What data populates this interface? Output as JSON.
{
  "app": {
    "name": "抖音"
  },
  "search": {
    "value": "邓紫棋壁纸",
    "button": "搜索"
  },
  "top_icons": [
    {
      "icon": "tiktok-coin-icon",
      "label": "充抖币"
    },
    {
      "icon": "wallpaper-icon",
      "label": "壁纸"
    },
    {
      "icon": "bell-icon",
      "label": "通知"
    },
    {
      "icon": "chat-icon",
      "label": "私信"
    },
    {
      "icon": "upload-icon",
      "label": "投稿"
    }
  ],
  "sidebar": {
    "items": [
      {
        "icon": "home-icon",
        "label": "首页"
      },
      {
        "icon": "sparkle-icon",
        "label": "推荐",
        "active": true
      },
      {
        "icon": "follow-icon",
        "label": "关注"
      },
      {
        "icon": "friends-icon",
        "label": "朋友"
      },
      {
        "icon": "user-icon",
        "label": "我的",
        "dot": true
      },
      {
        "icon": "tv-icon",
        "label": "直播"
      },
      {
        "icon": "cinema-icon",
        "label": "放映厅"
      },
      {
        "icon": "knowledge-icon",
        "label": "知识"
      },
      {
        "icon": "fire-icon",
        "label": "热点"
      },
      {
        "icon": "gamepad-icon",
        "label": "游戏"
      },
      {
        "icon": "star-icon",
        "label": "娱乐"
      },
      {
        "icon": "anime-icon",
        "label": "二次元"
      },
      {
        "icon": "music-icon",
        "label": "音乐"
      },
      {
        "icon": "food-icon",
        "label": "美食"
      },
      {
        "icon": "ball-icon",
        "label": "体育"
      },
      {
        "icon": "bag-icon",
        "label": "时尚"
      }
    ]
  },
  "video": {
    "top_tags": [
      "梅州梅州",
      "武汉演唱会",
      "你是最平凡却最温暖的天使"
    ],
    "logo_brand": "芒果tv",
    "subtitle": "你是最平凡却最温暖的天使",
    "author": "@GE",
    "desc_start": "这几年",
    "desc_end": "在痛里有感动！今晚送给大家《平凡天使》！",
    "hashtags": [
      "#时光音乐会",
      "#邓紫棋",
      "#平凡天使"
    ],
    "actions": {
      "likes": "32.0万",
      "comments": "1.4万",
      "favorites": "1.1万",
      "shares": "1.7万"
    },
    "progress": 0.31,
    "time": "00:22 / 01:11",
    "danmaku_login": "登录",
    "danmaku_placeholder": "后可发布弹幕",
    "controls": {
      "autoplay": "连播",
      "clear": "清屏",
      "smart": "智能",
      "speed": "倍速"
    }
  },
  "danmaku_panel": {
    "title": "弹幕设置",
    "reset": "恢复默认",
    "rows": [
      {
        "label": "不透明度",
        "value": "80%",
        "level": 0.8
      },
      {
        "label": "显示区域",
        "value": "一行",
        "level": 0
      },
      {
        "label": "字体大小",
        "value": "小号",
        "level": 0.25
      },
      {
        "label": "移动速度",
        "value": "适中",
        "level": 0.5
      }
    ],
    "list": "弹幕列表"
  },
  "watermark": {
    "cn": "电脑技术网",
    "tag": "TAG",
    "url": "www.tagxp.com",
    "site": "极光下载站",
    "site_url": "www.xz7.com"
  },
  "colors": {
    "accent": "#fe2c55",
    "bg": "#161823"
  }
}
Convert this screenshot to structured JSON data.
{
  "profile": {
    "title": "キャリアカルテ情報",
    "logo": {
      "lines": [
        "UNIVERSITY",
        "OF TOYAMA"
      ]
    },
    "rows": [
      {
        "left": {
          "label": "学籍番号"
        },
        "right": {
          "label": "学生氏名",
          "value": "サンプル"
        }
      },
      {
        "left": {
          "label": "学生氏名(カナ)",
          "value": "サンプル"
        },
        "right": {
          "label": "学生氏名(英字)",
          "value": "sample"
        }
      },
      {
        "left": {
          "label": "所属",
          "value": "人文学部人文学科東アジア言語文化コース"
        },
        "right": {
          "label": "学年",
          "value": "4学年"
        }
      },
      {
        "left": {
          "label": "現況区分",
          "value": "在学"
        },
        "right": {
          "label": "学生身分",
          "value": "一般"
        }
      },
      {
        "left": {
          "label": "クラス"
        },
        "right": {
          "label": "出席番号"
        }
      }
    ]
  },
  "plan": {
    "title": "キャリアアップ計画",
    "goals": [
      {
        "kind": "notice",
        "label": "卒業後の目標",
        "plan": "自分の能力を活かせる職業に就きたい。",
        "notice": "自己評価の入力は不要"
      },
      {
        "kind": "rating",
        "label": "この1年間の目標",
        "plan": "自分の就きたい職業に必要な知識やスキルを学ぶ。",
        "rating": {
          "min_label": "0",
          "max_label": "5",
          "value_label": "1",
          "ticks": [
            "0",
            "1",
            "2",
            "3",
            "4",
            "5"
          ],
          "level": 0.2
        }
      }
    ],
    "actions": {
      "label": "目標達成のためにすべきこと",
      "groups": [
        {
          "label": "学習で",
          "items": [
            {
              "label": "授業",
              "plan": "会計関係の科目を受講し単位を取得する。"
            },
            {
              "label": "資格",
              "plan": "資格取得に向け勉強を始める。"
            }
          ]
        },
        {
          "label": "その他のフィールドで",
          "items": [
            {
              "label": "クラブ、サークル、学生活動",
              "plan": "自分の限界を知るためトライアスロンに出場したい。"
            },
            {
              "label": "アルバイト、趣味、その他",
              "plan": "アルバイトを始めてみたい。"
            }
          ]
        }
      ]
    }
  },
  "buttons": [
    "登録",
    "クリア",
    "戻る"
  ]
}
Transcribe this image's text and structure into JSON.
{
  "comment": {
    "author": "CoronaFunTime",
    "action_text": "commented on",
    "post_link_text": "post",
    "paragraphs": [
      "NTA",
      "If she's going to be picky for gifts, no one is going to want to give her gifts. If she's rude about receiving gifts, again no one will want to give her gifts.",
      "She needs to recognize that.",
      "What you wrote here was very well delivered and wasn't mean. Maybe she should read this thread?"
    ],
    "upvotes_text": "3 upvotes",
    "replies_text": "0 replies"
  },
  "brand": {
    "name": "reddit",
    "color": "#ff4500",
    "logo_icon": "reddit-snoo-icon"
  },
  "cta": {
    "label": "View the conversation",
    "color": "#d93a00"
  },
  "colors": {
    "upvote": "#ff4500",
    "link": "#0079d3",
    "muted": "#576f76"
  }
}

The request -> Extract all of the data above and output it character for character.

Result of the exercise ->
What data populates this interface? Output as JSON.
{
  "app": {
    "name": "抖音"
  },
  "search": {
    "value": "邓紫棋壁纸",
    "button": "搜索"
  },
  "top_icons": [
    {
      "icon": "tiktok-coin-icon",
      "label": "充抖币"
    },
    {
      "icon": "wallpaper-icon",
      "label": "壁纸"
    },
    {
      "icon": "bell-icon",
      "label": "通知"
    },
    {
      "icon": "chat-icon",
      "label": "私信"
    },
    {
      "icon": "upload-icon",
      "label": "投稿"
    }
  ],
  "sidebar": {
    "items": [
      {
        "icon": "home-icon",
        "label": "首页"
      },
      {
        "icon": "sparkle-icon",
        "label": "推荐",
        "active": true
      },
      {
        "icon": "follow-icon",
        "label": "关注"
      },
      {
        "icon": "friends-icon",
        "label": "朋友"
      },
      {
        "icon": "user-icon",
        "label": "我的",
        "dot": true
      },
      {
        "icon": "tv-icon",
        "label": "直播"
      },
      {
        "icon": "cinema-icon",
        "label": "放映厅"
      },
      {
        "icon": "knowledge-icon",
        "label": "知识"
      },
      {
        "icon": "fire-icon",
        "label": "热点"
      },
      {
        "icon": "gamepad-icon",
        "label": "游戏"
      },
      {
        "icon": "star-icon",
        "label": "娱乐"
      },
      {
        "icon": "anime-icon",
        "label": "二次元"
      },
      {
        "icon": "music-icon",
        "label": "音乐"
      },
      {
        "icon": "food-icon",
        "label": "美食"
      },
      {
        "icon": "ball-icon",
        "label": "体育"
      },
      {
        "icon": "bag-icon",
        "label": "时尚"
      }
    ]
  },
  "video": {
    "top_tags": [
      "梅州梅州",
      "武汉演唱会",
      "你是最平凡却最温暖的天使"
    ],
    "logo_brand": "芒果tv",
    "subtitle": "你是最平凡却最温暖的天使",
    "author": "@GE",
    "desc_start": "这几年",
    "desc_end": "在痛里有感动！今晚送给大家《平凡天使》！",
    "hashtags": [
      "#时光音乐会",
      "#邓紫棋",
      "#平凡天使"
    ],
    "actions": {
      "likes": "32.0万",
      "comments": "1.4万",
      "favorites": "1.1万",
      "shares": "1.7万"
    },
    "progress": 0.31,
    "time": "00:22 / 01:11",
    "danmaku_login": "登录",
    "danmaku_placeholder": "后可发布弹幕",
    "controls": {
      "autoplay": "连播",
      "clear": "清屏",
      "smart": "智能",
      "speed": "倍速"
    }
  },
  "danmaku_panel": {
    "title": "弹幕设置",
    "reset": "恢复默认",
    "rows": [
      {
        "label": "不透明度",
        "value": "80%",
        "level": 0.8
      },
      {
        "label": "显示区域",
        "value": "一行",
        "level": 0
      },
      {
        "label": "字体大小",
        "value": "小号",
        "level": 0.25
      },
      {
        "label": "移动速度",
        "value": "适中",
        "level": 0.5
      }
    ],
    "list": "弹幕列表"
  },
  "watermark": {
    "cn": "电脑技术网",
    "tag": "TAG",
    "url": "www.tagxp.com",
    "site": "极光下载站",
    "site_url": "www.xz7.com"
  },
  "colors": {
    "accent": "#fe2c55",
    "bg": "#161823"
  }
}
Convert this screenshot to structured JSON data.
{
  "profile": {
    "title": "キャリアカルテ情報",
    "logo": {
      "lines": [
        "UNIVERSITY",
        "OF TOYAMA"
      ]
    },
    "rows": [
      {
        "left": {
          "label": "学籍番号"
        },
        "right": {
          "label": "学生氏名",
          "value": "サンプル"
        }
      },
      {
        "left": {
          "label": "学生氏名(カナ)",
          "value": "サンプル"
        },
        "right": {
          "label": "学生氏名(英字)",
          "value": "sample"
        }
      },
      {
        "left": {
          "label": "所属",
          "value": "人文学部人文学科東アジア言語文化コース"
        },
        "right": {
          "label": "学年",
          "value": "4学年"
        }
      },
      {
        "left": {
          "label": "現況区分",
          "value": "在学"
        },
        "right": {
          "label": "学生身分",
          "value": "一般"
        }
      },
      {
        "left": {
          "label": "クラス"
        },
        "right": {
          "label": "出席番号"
        }
      }
    ]
  },
  "plan": {
    "title": "キャリアアップ計画",
    "goals": [
      {
        "kind": "notice",
        "label": "卒業後の目標",
        "plan": "自分の能力を活かせる職業に就きたい。",
        "notice": "自己評価の入力は不要"
      },
      {
        "kind": "rating",
        "label": "この1年間の目標",
        "plan": "自分の就きたい職業に必要な知識やスキルを学ぶ。",
        "rating": {
          "min_label": "0",
          "max_label": "5",
          "value_label": "1",
          "ticks": [
            "0",
            "1",
            "2",
            "3",
            "4",
            "5"
          ],
          "level": 0.2
        }
      }
    ],
    "actions": {
      "label": "目標達成のためにすべきこと",
      "groups": [
        {
          "label": "学習で",
          "items": [
            {
              "label": "授業",
              "plan": "会計関係の科目を受講し単位を取得する。"
            },
            {
              "label": "資格",
              "plan": "資格取得に向け勉強を始める。"
            }
          ]
        },
        {
          "label": "その他のフィールドで",
          "items": [
            {
              "label": "クラブ、サークル、学生活動",
              "plan": "自分の限界を知るためトライアスロンに出場したい。"
            },
            {
              "label": "アルバイト、趣味、その他",
              "plan": "アルバイトを始めてみたい。"
            }
          ]
        }
      ]
    }
  },
  "buttons": [
    "登録",
    "クリア",
    "戻る"
  ]
}
Transcribe this image's text and structure into JSON.
{
  "comment": {
    "author": "CoronaFunTime",
    "action_text": "commented on",
    "post_link_text": "post",
    "paragraphs": [
      "NTA",
      "If she's going to be picky for gifts, no one is going to want to give her gifts. If she's rude about receiving gifts, again no one will want to give her gifts.",
      "She needs to recognize that.",
      "What you wrote here was very well delivered and wasn't mean. Maybe she should read this thread?"
    ],
    "upvotes_text": "3 upvotes",
    "replies_text": "0 replies"
  },
  "brand": {
    "name": "reddit",
    "color": "#ff4500",
    "logo_icon": "reddit-snoo-icon"
  },
  "cta": {
    "label": "View the conversation",
    "color": "#d93a00"
  },
  "colors": {
    "upvote": "#ff4500",
    "link": "#0079d3",
    "muted": "#576f76"
  }
}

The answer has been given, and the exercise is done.